##### Supplied passage #####
Geography
- Location: Hamilton, Ontario, Canada
- Coordinates: 43°14′40″N 79°50′13″W﻿ / ﻿43.24444°N 79.83694°W

Organization
- Care system: Public Medicare (Canada) (OHIP)
- Type: Specialist
- Affiliated university: Michael G. DeGroote School of Medicine, Mohawk College

Services
- Emergency department: No
- Beds: 250
- Speciality: Elderly care, Long-term care

History
- Founded: 1890

Links
- Website: http://www.hhsc.ca/body.cfm?id=1575
- Lists: Hospitals in Canada

= St. Peter's Hospital (Hamilton) =

St. Peter's Hospital is a 250-bed chronic care hospital located in East Hamilton, Ontario specializing in the care of older adults. The hospital became a part of Hamilton Health Sciences in 2008.

==Overview==
St. Peter’s Hospital is specializing in the delivery of complex care for adults with chronic illness. St. Peter’s provides inpatient, outpatient, and community-based programs and services that focus on Dementia, Aging, Palliative Care and Rehabilitation. It is also home to St. Peter’s Juravinski Research Centre where an interdisciplinary research team is focused on dementia.
#####
▶ [Work instructions]:
- a) Rewrite the St. Peter's Hospital passage starting with "St. Peter's Hospital is" and going on through "focused on dementia.", putting "seniors" in place of "older adults".
- b) Answer these from the St. Peter's Hospital passage:
(i) In what year was the hospital founded?
(ii) In what year did the hospital become part of Hamilton Health Sciences?
(iii) What is the name of the research centre housed at the hospital?
- c) Carry on the St. Peter's Hospital passage from its final sentence.
##### Provided information #####
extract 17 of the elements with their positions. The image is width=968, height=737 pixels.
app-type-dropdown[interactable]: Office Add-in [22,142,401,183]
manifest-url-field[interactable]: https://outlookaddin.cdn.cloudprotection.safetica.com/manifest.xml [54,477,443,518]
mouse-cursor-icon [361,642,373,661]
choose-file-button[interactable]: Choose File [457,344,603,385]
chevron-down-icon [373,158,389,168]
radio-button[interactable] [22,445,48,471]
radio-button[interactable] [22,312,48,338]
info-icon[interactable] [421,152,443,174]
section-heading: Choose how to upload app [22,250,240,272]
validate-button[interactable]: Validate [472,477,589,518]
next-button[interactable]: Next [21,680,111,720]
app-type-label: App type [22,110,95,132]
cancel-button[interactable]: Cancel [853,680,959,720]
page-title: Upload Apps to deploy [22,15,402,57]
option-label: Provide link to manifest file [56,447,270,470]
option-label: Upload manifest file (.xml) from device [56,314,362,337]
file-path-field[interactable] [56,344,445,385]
#####
▶ [Answers given]:
- a)
St. Peter's Hospital is a 250-bed chronic care hospital located in East Hamilton, Ontario specializing in the care of seniors. The hospital became a part of Hamilton Health Sciences in 2008.

==Overview==
St. Peter’s Hospital is specializing in the delivery of complex care for adults with chronic illness. St. Peter’s provides inpatient, outpatient, and community-based programs and services that focus on Dementia, Aging, Palliative Care and Rehabilitation. It is also home to St. Peter’s Juravinski Research Centre where an interdisciplinary research team is focused on dementia.

- b)
(i) 1890
(ii) 2008
(iii) St. Peter’s Juravinski Research Centre

- c)
St. Peter's main campus is located at 88 Maplewood Avenue 3-blocks east of Sherman Avenue. Founded at this site by the Anglican Church in 1890 as "St. Peter's Home for the Incurables", St. Peter's now also oversees a long-term care facility on Hamilton Mountain. Construction work began in August 2007 on the new "Alexander Pavilion", so-named for the financial contributions made by The Hon. Lincoln Alexander, above the western end of the main building. This structure will replace the aging south wing which housed the Behavioural Health unit. The relatively modern east and west wings house the remainder of Behavioural Health and the entirety of the Complex Continuing Care, Palliative Care, Rehabilitation, and day hospital programs.

As a chronic care facility, St. Peter's admits patients by referral and has no emergency department accessible to the public.

505 staff members support and deliver care to patients; clinical staff include nurses, physiotherapists, occupational therapists, social workers, other specialized therapists, and physicians.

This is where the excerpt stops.